-- DATA FOR THIS TASK start --

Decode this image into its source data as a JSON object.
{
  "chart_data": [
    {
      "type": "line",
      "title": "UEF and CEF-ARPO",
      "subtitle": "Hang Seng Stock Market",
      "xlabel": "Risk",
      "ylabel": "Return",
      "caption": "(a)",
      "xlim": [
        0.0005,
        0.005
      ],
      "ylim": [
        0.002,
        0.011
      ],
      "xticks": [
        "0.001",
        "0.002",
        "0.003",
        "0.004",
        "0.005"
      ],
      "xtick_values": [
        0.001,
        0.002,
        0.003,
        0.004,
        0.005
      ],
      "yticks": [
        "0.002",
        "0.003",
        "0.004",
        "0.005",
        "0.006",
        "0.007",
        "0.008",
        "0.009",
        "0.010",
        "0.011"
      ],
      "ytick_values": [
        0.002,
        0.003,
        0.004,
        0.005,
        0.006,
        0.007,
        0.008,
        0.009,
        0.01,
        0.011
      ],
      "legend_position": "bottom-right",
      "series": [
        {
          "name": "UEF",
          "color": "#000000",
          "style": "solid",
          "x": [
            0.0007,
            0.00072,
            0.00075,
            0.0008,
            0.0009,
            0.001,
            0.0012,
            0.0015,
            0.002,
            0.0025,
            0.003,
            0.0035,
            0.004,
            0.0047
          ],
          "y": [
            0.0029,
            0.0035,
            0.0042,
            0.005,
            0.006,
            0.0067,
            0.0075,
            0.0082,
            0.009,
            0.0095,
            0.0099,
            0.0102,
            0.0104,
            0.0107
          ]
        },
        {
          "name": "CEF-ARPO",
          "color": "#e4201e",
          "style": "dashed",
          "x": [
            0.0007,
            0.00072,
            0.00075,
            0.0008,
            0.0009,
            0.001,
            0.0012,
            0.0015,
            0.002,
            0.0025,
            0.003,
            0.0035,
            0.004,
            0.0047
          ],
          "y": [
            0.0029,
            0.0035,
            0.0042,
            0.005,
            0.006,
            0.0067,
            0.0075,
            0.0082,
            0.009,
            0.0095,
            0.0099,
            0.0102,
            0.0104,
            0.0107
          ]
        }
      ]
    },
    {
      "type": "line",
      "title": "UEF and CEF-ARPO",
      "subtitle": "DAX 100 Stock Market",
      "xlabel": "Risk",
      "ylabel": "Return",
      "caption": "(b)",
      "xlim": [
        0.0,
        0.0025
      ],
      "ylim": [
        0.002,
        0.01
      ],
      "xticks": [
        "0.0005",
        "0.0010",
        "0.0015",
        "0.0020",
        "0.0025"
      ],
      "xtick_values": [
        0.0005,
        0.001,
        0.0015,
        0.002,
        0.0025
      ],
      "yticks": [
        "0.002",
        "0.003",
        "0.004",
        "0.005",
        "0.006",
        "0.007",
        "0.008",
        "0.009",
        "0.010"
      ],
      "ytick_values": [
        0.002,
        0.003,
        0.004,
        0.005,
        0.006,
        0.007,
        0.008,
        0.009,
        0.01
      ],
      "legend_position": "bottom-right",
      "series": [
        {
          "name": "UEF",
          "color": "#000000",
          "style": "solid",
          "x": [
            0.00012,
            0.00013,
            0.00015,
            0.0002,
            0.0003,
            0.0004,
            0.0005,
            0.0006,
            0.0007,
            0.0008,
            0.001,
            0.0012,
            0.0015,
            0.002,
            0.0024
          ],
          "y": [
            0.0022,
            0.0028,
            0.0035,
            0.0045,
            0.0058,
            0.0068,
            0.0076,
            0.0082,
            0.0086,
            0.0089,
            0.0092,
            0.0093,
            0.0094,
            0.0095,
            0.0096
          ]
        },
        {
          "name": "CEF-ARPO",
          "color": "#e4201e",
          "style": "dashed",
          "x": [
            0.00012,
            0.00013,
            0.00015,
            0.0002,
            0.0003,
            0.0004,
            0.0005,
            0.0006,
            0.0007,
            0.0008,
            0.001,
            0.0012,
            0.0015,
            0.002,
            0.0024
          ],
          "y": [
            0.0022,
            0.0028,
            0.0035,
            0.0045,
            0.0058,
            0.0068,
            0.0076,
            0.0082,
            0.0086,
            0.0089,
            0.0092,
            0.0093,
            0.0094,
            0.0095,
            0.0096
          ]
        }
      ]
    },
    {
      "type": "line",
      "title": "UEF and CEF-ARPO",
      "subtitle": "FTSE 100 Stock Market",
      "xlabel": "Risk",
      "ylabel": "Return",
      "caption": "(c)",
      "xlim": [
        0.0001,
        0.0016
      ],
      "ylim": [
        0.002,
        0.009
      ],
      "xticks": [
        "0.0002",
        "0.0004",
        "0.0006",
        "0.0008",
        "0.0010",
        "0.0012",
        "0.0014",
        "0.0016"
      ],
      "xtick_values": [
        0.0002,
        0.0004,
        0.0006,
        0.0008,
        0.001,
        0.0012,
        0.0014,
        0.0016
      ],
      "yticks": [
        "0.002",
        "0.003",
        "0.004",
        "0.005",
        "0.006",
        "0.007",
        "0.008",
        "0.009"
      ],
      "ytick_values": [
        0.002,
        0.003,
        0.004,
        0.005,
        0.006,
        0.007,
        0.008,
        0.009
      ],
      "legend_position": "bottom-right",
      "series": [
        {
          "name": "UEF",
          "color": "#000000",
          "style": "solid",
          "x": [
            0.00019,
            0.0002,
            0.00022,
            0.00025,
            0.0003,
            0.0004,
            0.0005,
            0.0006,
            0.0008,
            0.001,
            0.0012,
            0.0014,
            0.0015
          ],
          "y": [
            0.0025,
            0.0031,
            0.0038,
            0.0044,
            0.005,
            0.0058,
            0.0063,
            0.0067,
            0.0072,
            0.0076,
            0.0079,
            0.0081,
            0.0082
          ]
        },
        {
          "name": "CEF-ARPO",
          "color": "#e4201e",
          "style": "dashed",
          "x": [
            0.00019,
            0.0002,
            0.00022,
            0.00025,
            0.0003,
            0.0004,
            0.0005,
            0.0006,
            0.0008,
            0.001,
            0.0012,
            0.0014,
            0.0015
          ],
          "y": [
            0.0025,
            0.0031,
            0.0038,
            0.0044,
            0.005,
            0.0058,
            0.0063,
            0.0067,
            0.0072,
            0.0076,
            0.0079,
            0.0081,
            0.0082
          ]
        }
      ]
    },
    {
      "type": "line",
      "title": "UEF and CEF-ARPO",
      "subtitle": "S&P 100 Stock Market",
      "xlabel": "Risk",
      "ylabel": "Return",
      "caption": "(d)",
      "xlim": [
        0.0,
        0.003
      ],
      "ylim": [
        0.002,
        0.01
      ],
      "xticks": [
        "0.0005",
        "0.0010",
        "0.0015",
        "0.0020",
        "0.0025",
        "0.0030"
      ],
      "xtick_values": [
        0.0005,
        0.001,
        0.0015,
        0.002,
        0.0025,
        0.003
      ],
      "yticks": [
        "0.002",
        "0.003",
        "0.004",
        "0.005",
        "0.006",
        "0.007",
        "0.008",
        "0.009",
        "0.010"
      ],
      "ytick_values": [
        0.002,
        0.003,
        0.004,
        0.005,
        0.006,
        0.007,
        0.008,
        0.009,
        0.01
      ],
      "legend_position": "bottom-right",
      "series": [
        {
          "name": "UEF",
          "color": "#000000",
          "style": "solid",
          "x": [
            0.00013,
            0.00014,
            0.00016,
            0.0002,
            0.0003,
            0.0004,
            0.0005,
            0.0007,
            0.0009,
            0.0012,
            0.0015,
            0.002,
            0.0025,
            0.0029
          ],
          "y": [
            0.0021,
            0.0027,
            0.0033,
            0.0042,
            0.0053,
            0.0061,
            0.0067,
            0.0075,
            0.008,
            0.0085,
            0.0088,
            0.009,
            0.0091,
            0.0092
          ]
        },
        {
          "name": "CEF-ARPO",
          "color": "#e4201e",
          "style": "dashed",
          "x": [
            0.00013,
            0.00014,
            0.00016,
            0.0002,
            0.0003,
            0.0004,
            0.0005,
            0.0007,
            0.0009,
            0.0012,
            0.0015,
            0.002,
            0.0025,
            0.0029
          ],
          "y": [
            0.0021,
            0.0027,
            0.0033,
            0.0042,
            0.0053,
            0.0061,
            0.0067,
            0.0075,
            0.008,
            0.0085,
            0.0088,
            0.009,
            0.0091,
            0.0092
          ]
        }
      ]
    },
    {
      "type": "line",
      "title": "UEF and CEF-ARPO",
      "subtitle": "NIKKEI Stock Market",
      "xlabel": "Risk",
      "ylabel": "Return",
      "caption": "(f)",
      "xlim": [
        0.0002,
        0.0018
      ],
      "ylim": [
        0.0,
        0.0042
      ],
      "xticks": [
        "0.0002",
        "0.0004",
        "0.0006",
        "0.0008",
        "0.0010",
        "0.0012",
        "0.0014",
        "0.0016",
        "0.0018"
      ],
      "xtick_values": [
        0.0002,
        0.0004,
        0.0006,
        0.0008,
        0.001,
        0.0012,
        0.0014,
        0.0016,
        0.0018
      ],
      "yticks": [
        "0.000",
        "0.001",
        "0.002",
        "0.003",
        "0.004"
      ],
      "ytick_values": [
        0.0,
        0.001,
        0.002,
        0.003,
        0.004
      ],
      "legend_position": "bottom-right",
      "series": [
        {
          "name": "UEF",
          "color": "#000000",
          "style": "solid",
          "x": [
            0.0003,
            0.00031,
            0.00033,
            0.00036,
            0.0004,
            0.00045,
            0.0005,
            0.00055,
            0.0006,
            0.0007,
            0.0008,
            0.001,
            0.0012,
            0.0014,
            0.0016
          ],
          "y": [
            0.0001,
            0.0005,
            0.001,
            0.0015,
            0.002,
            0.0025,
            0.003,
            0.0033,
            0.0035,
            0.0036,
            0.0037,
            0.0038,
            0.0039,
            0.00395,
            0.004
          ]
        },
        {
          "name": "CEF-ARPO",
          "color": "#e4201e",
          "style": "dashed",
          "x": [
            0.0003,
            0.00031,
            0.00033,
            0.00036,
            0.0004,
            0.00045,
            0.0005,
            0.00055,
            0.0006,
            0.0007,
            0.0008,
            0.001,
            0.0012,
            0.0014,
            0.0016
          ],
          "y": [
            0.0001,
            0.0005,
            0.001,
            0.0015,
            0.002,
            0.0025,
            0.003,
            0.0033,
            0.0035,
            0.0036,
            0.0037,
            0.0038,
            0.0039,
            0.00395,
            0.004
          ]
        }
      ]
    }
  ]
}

-- DATA FOR THIS TASK end --

● PROBLEM DESCRIPTION
Return each line that includes "subtitle".

● REPLY TO THE TASK
      "subtitle": "Hang Seng Stock Market",
      "subtitle": "DAX 100 Stock Market",
      "subtitle": "FTSE 100 Stock Market",
      "subtitle": "S&P 100 Stock Market",
      "subtitle": "NIKKEI Stock Market",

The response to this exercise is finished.